What is needed:
Where does the string "После" appear? Copy every line of the entries below that holds it.

>> BEGIN Extracted material

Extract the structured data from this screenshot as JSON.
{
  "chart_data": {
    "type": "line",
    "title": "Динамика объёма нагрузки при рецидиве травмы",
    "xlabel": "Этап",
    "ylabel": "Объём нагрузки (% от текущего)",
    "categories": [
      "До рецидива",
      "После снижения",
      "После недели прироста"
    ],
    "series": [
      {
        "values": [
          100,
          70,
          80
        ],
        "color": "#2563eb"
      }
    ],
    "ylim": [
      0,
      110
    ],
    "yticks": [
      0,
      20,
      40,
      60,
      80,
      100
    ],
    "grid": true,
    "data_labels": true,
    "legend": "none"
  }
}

>> END Extracted material

Result of this task:
      "После снижения",
      "После недели прироста"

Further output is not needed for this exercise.